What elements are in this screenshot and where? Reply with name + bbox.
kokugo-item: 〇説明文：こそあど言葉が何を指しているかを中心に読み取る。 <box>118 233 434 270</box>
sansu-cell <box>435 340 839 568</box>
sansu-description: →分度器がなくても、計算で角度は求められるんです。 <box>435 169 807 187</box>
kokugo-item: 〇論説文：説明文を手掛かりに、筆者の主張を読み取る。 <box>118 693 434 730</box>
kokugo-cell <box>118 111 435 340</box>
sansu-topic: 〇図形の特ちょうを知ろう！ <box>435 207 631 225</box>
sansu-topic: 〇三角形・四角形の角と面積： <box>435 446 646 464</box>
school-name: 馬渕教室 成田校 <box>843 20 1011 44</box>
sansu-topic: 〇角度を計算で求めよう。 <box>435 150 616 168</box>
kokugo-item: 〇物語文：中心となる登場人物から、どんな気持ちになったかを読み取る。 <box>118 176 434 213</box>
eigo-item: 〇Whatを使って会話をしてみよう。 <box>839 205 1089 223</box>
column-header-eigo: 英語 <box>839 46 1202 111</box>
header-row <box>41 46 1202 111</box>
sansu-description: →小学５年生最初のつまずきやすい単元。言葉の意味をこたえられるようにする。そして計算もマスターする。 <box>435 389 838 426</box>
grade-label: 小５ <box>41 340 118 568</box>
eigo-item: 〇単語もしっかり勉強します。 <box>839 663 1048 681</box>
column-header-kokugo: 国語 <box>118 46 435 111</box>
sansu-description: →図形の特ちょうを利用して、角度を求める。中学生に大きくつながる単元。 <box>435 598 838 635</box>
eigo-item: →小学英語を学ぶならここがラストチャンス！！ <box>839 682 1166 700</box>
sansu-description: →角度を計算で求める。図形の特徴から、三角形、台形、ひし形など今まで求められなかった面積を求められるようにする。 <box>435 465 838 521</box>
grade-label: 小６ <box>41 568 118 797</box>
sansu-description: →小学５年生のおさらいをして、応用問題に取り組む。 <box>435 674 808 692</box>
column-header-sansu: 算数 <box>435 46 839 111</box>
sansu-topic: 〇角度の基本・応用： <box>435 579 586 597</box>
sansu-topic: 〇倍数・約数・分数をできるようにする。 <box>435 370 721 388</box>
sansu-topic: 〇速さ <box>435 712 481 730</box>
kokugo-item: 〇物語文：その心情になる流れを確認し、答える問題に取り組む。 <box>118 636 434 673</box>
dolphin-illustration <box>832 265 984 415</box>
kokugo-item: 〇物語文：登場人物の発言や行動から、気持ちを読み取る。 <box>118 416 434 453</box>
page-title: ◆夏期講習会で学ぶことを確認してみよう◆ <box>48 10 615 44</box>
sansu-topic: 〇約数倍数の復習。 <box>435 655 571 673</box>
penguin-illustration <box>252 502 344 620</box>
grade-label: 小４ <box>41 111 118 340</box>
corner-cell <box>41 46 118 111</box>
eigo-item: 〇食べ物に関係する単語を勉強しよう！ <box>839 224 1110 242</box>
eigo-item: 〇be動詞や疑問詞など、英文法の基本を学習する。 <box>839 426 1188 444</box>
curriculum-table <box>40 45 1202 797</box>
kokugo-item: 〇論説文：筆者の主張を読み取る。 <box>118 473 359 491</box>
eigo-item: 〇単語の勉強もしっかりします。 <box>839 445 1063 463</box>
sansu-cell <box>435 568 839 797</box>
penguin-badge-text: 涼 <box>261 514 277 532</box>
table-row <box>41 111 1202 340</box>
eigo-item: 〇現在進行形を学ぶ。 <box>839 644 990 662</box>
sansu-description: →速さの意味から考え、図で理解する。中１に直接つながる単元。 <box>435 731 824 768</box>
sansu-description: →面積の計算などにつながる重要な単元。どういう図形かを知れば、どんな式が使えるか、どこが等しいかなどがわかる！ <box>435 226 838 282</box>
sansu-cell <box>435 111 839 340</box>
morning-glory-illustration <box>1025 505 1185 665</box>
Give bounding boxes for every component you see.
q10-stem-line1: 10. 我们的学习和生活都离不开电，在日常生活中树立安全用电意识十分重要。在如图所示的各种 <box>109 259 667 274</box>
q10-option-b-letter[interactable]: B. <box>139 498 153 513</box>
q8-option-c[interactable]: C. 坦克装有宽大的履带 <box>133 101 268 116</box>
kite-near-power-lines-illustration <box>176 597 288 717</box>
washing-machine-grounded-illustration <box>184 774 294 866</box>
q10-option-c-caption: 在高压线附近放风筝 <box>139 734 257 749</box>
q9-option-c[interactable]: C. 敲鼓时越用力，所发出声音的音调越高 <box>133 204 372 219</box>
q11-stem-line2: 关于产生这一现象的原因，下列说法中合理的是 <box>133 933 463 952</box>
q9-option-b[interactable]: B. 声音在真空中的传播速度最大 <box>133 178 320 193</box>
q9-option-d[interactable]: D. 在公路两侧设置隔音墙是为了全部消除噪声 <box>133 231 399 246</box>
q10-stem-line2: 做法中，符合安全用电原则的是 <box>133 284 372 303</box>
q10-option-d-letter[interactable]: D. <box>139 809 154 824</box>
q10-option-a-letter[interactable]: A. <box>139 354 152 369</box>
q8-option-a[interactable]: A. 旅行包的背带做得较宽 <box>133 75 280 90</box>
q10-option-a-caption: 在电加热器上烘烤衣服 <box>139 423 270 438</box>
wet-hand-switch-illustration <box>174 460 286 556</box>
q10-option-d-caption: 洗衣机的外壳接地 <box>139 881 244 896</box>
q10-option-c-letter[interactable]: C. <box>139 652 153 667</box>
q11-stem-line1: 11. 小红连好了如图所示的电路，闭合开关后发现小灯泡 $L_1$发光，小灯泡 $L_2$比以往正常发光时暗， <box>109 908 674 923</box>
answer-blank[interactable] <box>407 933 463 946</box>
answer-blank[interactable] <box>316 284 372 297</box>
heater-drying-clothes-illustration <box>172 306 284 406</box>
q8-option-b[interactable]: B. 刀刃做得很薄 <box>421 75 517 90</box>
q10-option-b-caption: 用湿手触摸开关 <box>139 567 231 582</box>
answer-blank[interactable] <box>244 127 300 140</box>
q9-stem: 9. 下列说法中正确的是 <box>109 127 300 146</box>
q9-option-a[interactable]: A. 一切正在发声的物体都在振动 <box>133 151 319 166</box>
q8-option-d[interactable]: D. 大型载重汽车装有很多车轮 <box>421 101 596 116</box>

==========

### WHAT IS ASKED:
Quote every one of the rows above verbatim, keeping them in their original order.

### FULL RESPONSE:
What elements are in this screenshot and where? Reply with name + bbox.
kokugo-item: 〇説明文：こそあど言葉が何を指しているかを中心に読み取る。 <box>118 233 434 270</box>
sansu-cell <box>435 340 839 568</box>
sansu-description: →分度器がなくても、計算で角度は求められるんです。 <box>435 169 807 187</box>
kokugo-item: 〇論説文：説明文を手掛かりに、筆者の主張を読み取る。 <box>118 693 434 730</box>
kokugo-cell <box>118 111 435 340</box>
sansu-topic: 〇図形の特ちょうを知ろう！ <box>435 207 631 225</box>
sansu-topic: 〇三角形・四角形の角と面積： <box>435 446 646 464</box>
school-name: 馬渕教室 成田校 <box>843 20 1011 44</box>
sansu-topic: 〇角度を計算で求めよう。 <box>435 150 616 168</box>
kokugo-item: 〇物語文：中心となる登場人物から、どんな気持ちになったかを読み取る。 <box>118 176 434 213</box>
eigo-item: 〇Whatを使って会話をしてみよう。 <box>839 205 1089 223</box>
column-header-eigo: 英語 <box>839 46 1202 111</box>
header-row <box>41 46 1202 111</box>
sansu-description: →小学５年生最初のつまずきやすい単元。言葉の意味をこたえられるようにする。そして計算もマスターする。 <box>435 389 838 426</box>
grade-label: 小５ <box>41 340 118 568</box>
eigo-item: 〇単語もしっかり勉強します。 <box>839 663 1048 681</box>
column-header-kokugo: 国語 <box>118 46 435 111</box>
sansu-description: →図形の特ちょうを利用して、角度を求める。中学生に大きくつながる単元。 <box>435 598 838 635</box>
eigo-item: →小学英語を学ぶならここがラストチャンス！！ <box>839 682 1166 700</box>
sansu-description: →角度を計算で求める。図形の特徴から、三角形、台形、ひし形など今まで求められなかった面積を求められるようにする。 <box>435 465 838 521</box>
grade-label: 小６ <box>41 568 118 797</box>
sansu-description: →小学５年生のおさらいをして、応用問題に取り組む。 <box>435 674 808 692</box>
column-header-sansu: 算数 <box>435 46 839 111</box>
sansu-topic: 〇角度の基本・応用： <box>435 579 586 597</box>
sansu-topic: 〇倍数・約数・分数をできるようにする。 <box>435 370 721 388</box>
sansu-topic: 〇速さ <box>435 712 481 730</box>
kokugo-item: 〇物語文：その心情になる流れを確認し、答える問題に取り組む。 <box>118 636 434 673</box>
dolphin-illustration <box>832 265 984 415</box>
kokugo-item: 〇物語文：登場人物の発言や行動から、気持ちを読み取る。 <box>118 416 434 453</box>
page-title: ◆夏期講習会で学ぶことを確認してみよう◆ <box>48 10 615 44</box>
sansu-topic: 〇約数倍数の復習。 <box>435 655 571 673</box>
penguin-illustration <box>252 502 344 620</box>
grade-label: 小４ <box>41 111 118 340</box>
corner-cell <box>41 46 118 111</box>
eigo-item: 〇食べ物に関係する単語を勉強しよう！ <box>839 224 1110 242</box>
eigo-item: 〇be動詞や疑問詞など、英文法の基本を学習する。 <box>839 426 1188 444</box>
curriculum-table <box>40 45 1202 797</box>
kokugo-item: 〇論説文：筆者の主張を読み取る。 <box>118 473 359 491</box>
eigo-item: 〇単語の勉強もしっかりします。 <box>839 445 1063 463</box>
sansu-cell <box>435 568 839 797</box>
penguin-badge-text: 涼 <box>261 514 277 532</box>
table-row <box>41 111 1202 340</box>
eigo-item: 〇現在進行形を学ぶ。 <box>839 644 990 662</box>
sansu-description: →速さの意味から考え、図で理解する。中１に直接つながる単元。 <box>435 731 824 768</box>
sansu-description: →面積の計算などにつながる重要な単元。どういう図形かを知れば、どんな式が使えるか、どこが等しいかなどがわかる！ <box>435 226 838 282</box>
sansu-cell <box>435 111 839 340</box>
morning-glory-illustration <box>1025 505 1185 665</box>
Give bounding boxes for every component you see.
q10-stem-line1: 10. 我们的学习和生活都离不开电，在日常生活中树立安全用电意识十分重要。在如图所示的各种 <box>109 259 667 274</box>
q10-option-b-letter[interactable]: B. <box>139 498 153 513</box>
q8-option-c[interactable]: C. 坦克装有宽大的履带 <box>133 101 268 116</box>
kite-near-power-lines-illustration <box>176 597 288 717</box>
washing-machine-grounded-illustration <box>184 774 294 866</box>
q10-option-c-caption: 在高压线附近放风筝 <box>139 734 257 749</box>
q9-option-c[interactable]: C. 敲鼓时越用力，所发出声音的音调越高 <box>133 204 372 219</box>
q11-stem-line2: 关于产生这一现象的原因，下列说法中合理的是 <box>133 933 463 952</box>
q9-option-b[interactable]: B. 声音在真空中的传播速度最大 <box>133 178 320 193</box>
q9-option-d[interactable]: D. 在公路两侧设置隔音墙是为了全部消除噪声 <box>133 231 399 246</box>
q10-stem-line2: 做法中，符合安全用电原则的是 <box>133 284 372 303</box>
q10-option-d-letter[interactable]: D. <box>139 809 154 824</box>
q10-option-a-letter[interactable]: A. <box>139 354 152 369</box>
q8-option-a[interactable]: A. 旅行包的背带做得较宽 <box>133 75 280 90</box>
q10-option-a-caption: 在电加热器上烘烤衣服 <box>139 423 270 438</box>
wet-hand-switch-illustration <box>174 460 286 556</box>
q10-option-d-caption: 洗衣机的外壳接地 <box>139 881 244 896</box>
q10-option-c-letter[interactable]: C. <box>139 652 153 667</box>
q11-stem-line1: 11. 小红连好了如图所示的电路，闭合开关后发现小灯泡 $L_1$发光，小灯泡 $L_2$比以往正常发光时暗， <box>109 908 674 923</box>
answer-blank[interactable] <box>407 933 463 946</box>
answer-blank[interactable] <box>316 284 372 297</box>
heater-drying-clothes-illustration <box>172 306 284 406</box>
q8-option-b[interactable]: B. 刀刃做得很薄 <box>421 75 517 90</box>
q10-option-b-caption: 用湿手触摸开关 <box>139 567 231 582</box>
answer-blank[interactable] <box>244 127 300 140</box>
q9-stem: 9. 下列说法中正确的是 <box>109 127 300 146</box>
q9-option-a[interactable]: A. 一切正在发声的物体都在振动 <box>133 151 319 166</box>
q8-option-d[interactable]: D. 大型载重汽车装有很多车轮 <box>421 101 596 116</box>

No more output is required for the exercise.